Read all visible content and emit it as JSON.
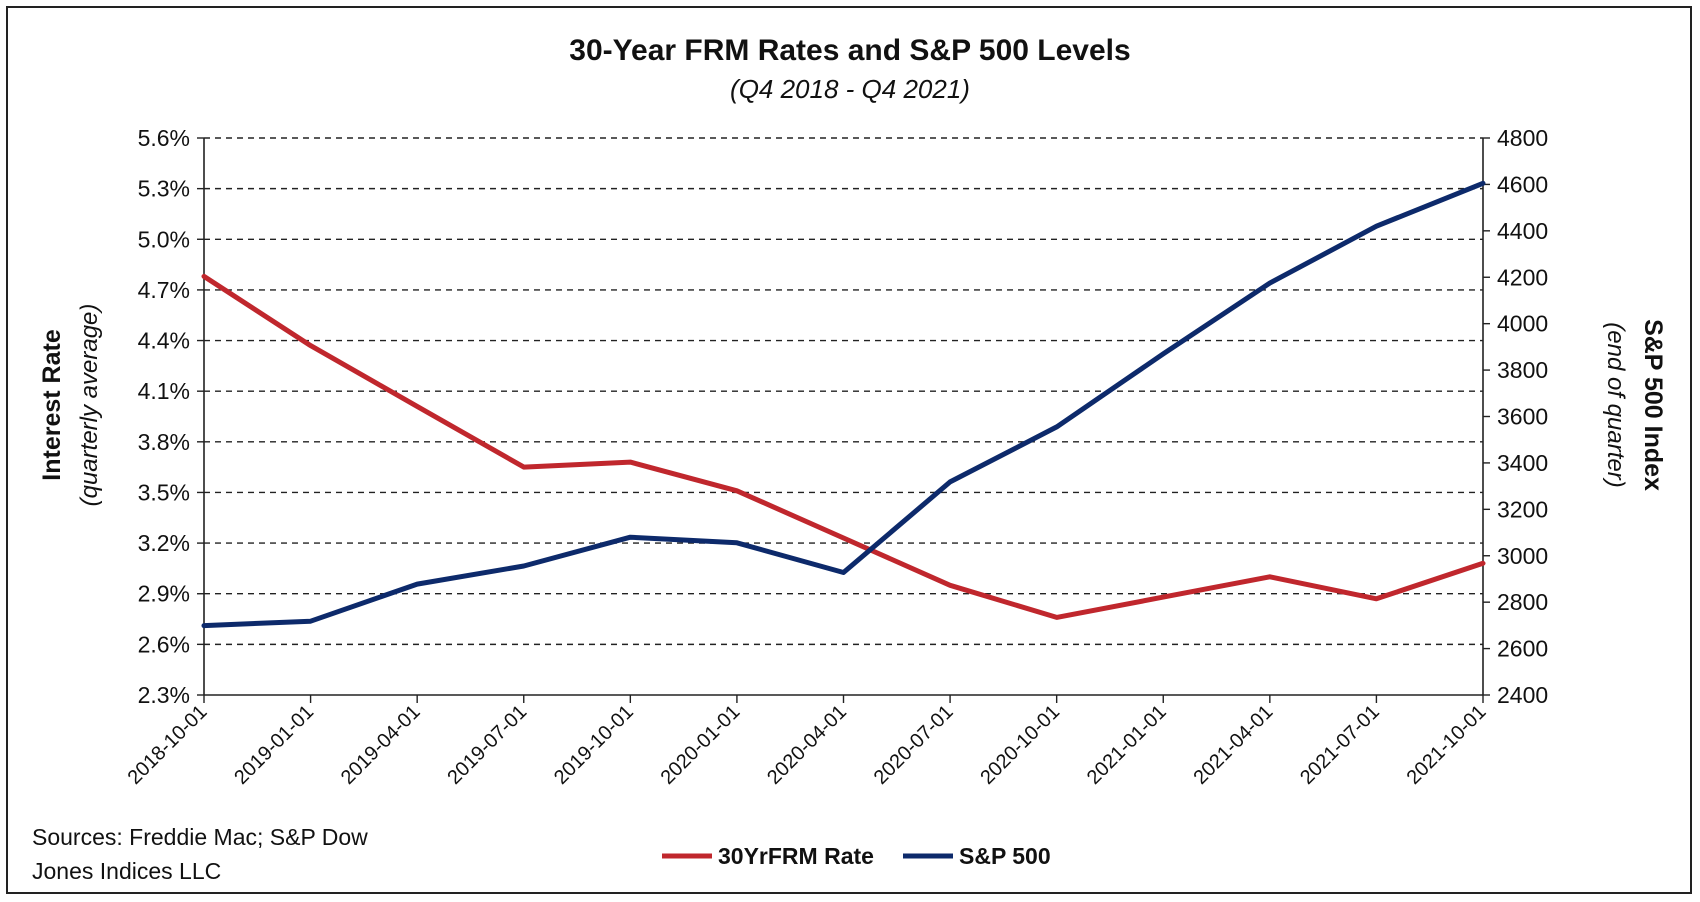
{
  "chart_data": {
    "type": "line",
    "title": "30-Year FRM Rates and S&P 500 Levels",
    "subtitle": "(Q4 2018 - Q4 2021)",
    "x": [
      "2018-10-01",
      "2019-01-01",
      "2019-04-01",
      "2019-07-01",
      "2019-10-01",
      "2020-01-01",
      "2020-04-01",
      "2020-07-01",
      "2020-10-01",
      "2021-01-01",
      "2021-04-01",
      "2021-07-01",
      "2021-10-01"
    ],
    "y_left": {
      "label": "Interest Rate",
      "sublabel": "(quarterly average)",
      "ylim": [
        2.3,
        5.6
      ],
      "ticks": [
        "2.3%",
        "2.6%",
        "2.9%",
        "3.2%",
        "3.5%",
        "3.8%",
        "4.1%",
        "4.4%",
        "4.7%",
        "5.0%",
        "5.3%",
        "5.6%"
      ]
    },
    "y_right": {
      "label": "S&P 500 Index",
      "sublabel": "(end of quarter)",
      "ylim": [
        2400,
        4800
      ],
      "ticks": [
        "2400",
        "2600",
        "2800",
        "3000",
        "3200",
        "3400",
        "3600",
        "3800",
        "4000",
        "4200",
        "4400",
        "4600",
        "4800"
      ]
    },
    "series": [
      {
        "name": "30YrFRM Rate",
        "axis": "left",
        "color": "#c0272d",
        "values": [
          4.78,
          4.37,
          4.01,
          3.65,
          3.68,
          3.51,
          3.23,
          2.95,
          2.76,
          2.88,
          3.0,
          2.87,
          3.08
        ]
      },
      {
        "name": "S&P 500",
        "axis": "right",
        "color": "#0d2a6b",
        "values": [
          2699,
          2718,
          2878,
          2956,
          3080,
          3056,
          2928,
          3318,
          3555,
          3870,
          4175,
          4420,
          4605
        ]
      }
    ],
    "grid": "horizontal-dashed",
    "legend": "bottom-center"
  },
  "source_text": [
    "Sources: Freddie Mac; S&P Dow",
    "Jones Indices LLC"
  ]
}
________
**Your instructions**
Leave out the pictures and print every line of the data exactly.

**Result**
Read all visible content and emit it as JSON.
{
  "chart_data": {
    "type": "line",
    "title": "30-Year FRM Rates and S&P 500 Levels",
    "subtitle": "(Q4 2018 - Q4 2021)",
    "x": [
      "2018-10-01",
      "2019-01-01",
      "2019-04-01",
      "2019-07-01",
      "2019-10-01",
      "2020-01-01",
      "2020-04-01",
      "2020-07-01",
      "2020-10-01",
      "2021-01-01",
      "2021-04-01",
      "2021-07-01",
      "2021-10-01"
    ],
    "y_left": {
      "label": "Interest Rate",
      "sublabel": "(quarterly average)",
      "ylim": [
        2.3,
        5.6
      ],
      "ticks": [
        "2.3%",
        "2.6%",
        "2.9%",
        "3.2%",
        "3.5%",
        "3.8%",
        "4.1%",
        "4.4%",
        "4.7%",
        "5.0%",
        "5.3%",
        "5.6%"
      ]
    },
    "y_right": {
      "label": "S&P 500 Index",
      "sublabel": "(end of quarter)",
      "ylim": [
        2400,
        4800
      ],
      "ticks": [
        "2400",
        "2600",
        "2800",
        "3000",
        "3200",
        "3400",
        "3600",
        "3800",
        "4000",
        "4200",
        "4400",
        "4600",
        "4800"
      ]
    },
    "series": [
      {
        "name": "30YrFRM Rate",
        "axis": "left",
        "color": "#c0272d",
        "values": [
          4.78,
          4.37,
          4.01,
          3.65,
          3.68,
          3.51,
          3.23,
          2.95,
          2.76,
          2.88,
          3.0,
          2.87,
          3.08
        ]
      },
      {
        "name": "S&P 500",
        "axis": "right",
        "color": "#0d2a6b",
        "values": [
          2699,
          2718,
          2878,
          2956,
          3080,
          3056,
          2928,
          3318,
          3555,
          3870,
          4175,
          4420,
          4605
        ]
      }
    ],
    "grid": "horizontal-dashed",
    "legend": "bottom-center"
  },
  "source_text": [
    "Sources: Freddie Mac; S&P Dow",
    "Jones Indices LLC"
  ]
}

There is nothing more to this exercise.